**Entries with figure data**
— Begin —

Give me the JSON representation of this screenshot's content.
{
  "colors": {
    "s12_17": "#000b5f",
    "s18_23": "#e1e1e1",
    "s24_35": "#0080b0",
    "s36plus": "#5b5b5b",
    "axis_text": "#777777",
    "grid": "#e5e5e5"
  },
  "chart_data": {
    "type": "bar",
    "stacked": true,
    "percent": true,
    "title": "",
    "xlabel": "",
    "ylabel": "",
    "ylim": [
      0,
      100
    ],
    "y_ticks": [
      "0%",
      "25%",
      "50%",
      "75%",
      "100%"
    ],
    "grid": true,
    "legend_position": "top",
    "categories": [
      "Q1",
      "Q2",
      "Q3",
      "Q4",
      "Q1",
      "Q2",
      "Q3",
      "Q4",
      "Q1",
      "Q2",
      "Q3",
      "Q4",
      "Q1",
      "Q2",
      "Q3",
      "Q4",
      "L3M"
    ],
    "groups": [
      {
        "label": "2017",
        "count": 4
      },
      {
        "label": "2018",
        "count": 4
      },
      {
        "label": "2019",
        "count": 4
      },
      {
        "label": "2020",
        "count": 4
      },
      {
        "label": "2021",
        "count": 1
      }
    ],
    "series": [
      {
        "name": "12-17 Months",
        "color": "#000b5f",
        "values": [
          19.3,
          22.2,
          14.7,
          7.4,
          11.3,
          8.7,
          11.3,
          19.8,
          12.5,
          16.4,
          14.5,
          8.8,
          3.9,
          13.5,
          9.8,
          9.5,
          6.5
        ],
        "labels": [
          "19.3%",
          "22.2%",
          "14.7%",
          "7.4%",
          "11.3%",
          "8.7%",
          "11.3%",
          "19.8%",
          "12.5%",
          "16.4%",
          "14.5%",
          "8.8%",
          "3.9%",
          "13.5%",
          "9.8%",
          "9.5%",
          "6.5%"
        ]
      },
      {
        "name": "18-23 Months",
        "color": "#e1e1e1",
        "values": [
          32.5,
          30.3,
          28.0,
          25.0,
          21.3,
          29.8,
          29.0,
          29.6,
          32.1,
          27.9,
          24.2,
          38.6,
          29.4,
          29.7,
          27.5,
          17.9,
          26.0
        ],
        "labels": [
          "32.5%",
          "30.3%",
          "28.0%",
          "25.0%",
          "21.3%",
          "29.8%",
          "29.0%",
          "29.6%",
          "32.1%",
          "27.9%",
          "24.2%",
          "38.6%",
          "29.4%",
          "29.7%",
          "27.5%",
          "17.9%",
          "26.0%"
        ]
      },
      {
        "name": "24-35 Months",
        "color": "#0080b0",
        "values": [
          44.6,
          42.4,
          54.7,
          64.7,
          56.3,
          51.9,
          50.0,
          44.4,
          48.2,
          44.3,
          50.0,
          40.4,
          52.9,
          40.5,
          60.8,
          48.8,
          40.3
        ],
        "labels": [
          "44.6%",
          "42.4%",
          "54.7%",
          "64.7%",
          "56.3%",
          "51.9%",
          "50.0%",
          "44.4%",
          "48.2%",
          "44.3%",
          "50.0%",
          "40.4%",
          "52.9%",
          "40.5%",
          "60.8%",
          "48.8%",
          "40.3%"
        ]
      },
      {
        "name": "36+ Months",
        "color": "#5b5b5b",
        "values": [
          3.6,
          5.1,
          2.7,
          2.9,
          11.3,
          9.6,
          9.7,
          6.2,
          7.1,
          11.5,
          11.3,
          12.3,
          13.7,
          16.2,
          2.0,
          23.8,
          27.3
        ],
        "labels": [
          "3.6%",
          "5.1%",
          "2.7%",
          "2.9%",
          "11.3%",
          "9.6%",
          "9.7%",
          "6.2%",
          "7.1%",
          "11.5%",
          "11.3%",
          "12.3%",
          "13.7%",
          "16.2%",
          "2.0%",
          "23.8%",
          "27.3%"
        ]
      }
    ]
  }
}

— End —

**Description of the task**
Find each line holding the word "name" and copy it.

**Response to the task**
        "name": "12-17 Months",
        "name": "18-23 Months",
        "name": "24-35 Months",
        "name": "36+ Months",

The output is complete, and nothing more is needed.